• **Goal of the exercise**: Rewrite the records from their first line through the line containing "svg-text:12.1: 12.1 xyxy=(141,545,152,552)", replacing "svg-text" with "text-node" and leaving all else unchanged.

• **Dataset**:

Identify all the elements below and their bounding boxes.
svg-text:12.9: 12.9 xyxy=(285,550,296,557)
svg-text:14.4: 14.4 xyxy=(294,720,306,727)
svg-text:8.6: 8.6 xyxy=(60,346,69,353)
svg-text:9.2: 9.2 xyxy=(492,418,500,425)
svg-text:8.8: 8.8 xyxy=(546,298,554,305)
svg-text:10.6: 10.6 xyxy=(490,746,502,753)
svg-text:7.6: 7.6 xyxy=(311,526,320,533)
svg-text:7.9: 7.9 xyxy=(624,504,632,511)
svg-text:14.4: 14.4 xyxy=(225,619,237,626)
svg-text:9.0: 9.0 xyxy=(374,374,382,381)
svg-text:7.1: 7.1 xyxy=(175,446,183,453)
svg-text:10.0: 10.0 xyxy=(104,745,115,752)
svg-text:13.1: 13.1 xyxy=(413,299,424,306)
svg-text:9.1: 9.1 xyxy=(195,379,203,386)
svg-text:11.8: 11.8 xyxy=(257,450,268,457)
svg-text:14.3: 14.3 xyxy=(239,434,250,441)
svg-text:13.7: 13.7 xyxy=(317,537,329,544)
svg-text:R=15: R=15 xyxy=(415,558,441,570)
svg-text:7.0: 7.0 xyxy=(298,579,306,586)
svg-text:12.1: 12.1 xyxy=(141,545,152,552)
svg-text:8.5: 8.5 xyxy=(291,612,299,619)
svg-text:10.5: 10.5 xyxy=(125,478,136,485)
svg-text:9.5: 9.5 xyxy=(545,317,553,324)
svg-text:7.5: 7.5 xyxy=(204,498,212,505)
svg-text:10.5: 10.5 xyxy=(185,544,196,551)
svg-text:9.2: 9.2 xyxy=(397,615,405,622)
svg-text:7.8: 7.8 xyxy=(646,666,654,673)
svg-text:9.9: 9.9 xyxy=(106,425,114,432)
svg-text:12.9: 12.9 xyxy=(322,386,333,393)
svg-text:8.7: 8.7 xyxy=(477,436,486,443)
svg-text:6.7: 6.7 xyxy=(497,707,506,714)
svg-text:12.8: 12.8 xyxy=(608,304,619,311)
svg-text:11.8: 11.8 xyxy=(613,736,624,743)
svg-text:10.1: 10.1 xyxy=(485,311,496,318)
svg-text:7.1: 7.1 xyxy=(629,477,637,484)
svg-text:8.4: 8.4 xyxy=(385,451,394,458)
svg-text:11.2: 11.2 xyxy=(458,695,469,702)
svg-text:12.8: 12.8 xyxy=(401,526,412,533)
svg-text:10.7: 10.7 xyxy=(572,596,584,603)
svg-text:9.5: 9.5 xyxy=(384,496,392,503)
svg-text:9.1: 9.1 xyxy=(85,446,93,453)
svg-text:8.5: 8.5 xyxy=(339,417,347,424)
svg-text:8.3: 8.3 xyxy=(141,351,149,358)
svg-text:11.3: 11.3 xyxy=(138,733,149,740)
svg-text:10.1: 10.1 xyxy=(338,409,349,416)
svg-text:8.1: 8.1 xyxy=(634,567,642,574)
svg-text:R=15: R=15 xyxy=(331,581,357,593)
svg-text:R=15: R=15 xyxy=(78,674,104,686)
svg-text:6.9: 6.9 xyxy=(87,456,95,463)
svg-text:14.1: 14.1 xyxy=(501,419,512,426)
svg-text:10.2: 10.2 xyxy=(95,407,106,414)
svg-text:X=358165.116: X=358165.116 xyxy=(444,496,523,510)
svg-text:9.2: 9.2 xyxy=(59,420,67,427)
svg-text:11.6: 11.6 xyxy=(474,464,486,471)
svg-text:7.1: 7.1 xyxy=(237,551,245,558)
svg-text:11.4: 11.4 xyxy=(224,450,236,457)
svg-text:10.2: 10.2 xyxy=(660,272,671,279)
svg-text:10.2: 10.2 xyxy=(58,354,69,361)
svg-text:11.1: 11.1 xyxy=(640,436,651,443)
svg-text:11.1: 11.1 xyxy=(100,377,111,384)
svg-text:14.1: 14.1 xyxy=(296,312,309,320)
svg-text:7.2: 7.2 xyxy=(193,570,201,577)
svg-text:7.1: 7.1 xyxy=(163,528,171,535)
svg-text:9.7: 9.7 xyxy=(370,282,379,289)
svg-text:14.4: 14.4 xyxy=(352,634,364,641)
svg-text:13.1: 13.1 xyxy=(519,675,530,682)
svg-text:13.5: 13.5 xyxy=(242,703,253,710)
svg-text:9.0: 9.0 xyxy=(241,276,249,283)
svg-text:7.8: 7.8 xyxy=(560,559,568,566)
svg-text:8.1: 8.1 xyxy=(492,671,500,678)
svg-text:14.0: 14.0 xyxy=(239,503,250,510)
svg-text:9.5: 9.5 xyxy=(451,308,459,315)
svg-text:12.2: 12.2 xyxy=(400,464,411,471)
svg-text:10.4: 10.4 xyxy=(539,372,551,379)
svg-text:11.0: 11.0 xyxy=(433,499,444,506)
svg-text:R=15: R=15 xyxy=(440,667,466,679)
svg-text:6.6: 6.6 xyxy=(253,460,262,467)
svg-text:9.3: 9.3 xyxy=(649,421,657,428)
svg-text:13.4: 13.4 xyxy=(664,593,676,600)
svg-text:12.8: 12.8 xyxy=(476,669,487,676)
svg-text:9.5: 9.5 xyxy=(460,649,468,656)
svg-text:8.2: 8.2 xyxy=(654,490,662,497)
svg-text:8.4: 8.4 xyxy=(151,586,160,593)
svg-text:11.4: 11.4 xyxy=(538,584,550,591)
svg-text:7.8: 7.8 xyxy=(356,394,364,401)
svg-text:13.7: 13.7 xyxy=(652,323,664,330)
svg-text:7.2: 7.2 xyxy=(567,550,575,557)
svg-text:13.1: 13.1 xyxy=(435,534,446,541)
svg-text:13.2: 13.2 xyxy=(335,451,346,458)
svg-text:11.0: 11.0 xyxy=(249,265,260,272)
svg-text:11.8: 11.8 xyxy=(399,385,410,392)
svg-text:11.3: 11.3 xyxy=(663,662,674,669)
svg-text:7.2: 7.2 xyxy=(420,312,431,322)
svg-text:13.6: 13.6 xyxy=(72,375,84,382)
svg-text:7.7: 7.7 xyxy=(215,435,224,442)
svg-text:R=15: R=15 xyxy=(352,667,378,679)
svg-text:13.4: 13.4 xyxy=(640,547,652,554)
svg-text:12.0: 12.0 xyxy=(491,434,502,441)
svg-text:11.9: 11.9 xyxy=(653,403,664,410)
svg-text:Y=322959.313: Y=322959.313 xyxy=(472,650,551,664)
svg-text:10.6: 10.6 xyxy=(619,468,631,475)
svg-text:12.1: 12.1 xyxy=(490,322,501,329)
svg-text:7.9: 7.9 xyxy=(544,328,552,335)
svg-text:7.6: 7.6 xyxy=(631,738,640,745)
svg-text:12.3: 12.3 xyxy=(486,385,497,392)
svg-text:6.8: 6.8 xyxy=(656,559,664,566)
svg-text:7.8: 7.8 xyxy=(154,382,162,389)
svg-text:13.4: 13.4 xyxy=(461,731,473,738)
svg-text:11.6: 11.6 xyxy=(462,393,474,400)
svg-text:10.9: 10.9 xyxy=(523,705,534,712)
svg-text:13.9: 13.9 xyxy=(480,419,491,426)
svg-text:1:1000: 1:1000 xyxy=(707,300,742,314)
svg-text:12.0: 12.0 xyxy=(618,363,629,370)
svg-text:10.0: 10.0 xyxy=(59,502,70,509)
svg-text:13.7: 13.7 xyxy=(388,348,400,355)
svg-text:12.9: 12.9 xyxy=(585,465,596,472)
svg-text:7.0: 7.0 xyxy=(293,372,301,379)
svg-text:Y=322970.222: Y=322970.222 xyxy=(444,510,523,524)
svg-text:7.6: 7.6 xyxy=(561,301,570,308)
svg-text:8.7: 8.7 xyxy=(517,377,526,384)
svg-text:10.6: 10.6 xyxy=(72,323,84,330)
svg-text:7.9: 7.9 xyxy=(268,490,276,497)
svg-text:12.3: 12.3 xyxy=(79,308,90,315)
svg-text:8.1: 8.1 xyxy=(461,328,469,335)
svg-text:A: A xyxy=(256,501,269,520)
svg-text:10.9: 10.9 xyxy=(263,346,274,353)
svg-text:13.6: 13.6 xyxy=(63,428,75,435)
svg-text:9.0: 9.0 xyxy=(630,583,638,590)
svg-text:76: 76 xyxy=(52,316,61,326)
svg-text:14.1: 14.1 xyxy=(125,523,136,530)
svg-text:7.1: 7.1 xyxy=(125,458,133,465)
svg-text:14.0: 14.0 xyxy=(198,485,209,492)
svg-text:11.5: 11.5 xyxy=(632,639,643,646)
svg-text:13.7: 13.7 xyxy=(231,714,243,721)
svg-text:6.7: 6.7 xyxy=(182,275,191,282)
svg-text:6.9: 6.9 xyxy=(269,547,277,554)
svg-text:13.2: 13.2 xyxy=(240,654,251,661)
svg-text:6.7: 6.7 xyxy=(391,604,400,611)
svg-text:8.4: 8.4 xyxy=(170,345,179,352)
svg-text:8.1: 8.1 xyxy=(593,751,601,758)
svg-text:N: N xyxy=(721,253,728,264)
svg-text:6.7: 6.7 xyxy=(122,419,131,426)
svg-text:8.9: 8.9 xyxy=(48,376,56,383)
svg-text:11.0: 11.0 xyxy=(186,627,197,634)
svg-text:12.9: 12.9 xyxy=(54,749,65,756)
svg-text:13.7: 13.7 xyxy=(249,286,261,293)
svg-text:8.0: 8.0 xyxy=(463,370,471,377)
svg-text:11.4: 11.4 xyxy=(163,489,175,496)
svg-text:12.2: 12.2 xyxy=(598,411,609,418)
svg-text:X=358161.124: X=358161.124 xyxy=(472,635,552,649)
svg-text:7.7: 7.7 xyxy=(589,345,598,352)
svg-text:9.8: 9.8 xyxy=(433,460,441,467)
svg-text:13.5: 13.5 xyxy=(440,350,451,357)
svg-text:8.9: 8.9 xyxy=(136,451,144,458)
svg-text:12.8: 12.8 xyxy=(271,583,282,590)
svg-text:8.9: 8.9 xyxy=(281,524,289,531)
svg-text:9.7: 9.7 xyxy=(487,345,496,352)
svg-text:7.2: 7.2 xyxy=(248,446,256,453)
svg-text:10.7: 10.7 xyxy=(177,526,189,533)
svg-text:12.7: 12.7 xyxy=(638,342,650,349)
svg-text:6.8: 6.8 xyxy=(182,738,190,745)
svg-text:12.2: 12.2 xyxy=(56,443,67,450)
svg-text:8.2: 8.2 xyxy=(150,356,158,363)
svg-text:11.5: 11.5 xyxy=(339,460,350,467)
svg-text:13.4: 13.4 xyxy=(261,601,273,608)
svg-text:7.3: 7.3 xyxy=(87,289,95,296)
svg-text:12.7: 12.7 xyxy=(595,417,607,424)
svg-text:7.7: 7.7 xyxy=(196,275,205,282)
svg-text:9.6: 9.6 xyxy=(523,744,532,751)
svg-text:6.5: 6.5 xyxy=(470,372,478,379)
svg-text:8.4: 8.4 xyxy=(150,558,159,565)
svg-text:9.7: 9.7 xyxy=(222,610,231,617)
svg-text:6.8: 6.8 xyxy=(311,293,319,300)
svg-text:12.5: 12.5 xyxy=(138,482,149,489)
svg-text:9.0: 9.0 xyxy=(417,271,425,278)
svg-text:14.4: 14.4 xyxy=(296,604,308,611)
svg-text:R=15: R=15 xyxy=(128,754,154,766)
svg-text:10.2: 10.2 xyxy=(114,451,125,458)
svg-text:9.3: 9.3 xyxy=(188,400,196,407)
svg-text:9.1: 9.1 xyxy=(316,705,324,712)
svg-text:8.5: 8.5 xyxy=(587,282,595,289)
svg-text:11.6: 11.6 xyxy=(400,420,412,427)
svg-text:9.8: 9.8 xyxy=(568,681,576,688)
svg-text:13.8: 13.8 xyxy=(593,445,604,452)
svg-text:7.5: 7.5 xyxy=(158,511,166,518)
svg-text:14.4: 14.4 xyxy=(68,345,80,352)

• **Solution to the exercise**:
Identify all the elements below and their bounding boxes.
text-node:12.9: 12.9 xyxy=(285,550,296,557)
text-node:14.4: 14.4 xyxy=(294,720,306,727)
text-node:8.6: 8.6 xyxy=(60,346,69,353)
text-node:9.2: 9.2 xyxy=(492,418,500,425)
text-node:8.8: 8.8 xyxy=(546,298,554,305)
text-node:10.6: 10.6 xyxy=(490,746,502,753)
text-node:7.6: 7.6 xyxy=(311,526,320,533)
text-node:7.9: 7.9 xyxy=(624,504,632,511)
text-node:14.4: 14.4 xyxy=(225,619,237,626)
text-node:9.0: 9.0 xyxy=(374,374,382,381)
text-node:7.1: 7.1 xyxy=(175,446,183,453)
text-node:10.0: 10.0 xyxy=(104,745,115,752)
text-node:13.1: 13.1 xyxy=(413,299,424,306)
text-node:9.1: 9.1 xyxy=(195,379,203,386)
text-node:11.8: 11.8 xyxy=(257,450,268,457)
text-node:14.3: 14.3 xyxy=(239,434,250,441)
text-node:13.7: 13.7 xyxy=(317,537,329,544)
text-node:R=15: R=15 xyxy=(415,558,441,570)
text-node:7.0: 7.0 xyxy=(298,579,306,586)
text-node:12.1: 12.1 xyxy=(141,545,152,552)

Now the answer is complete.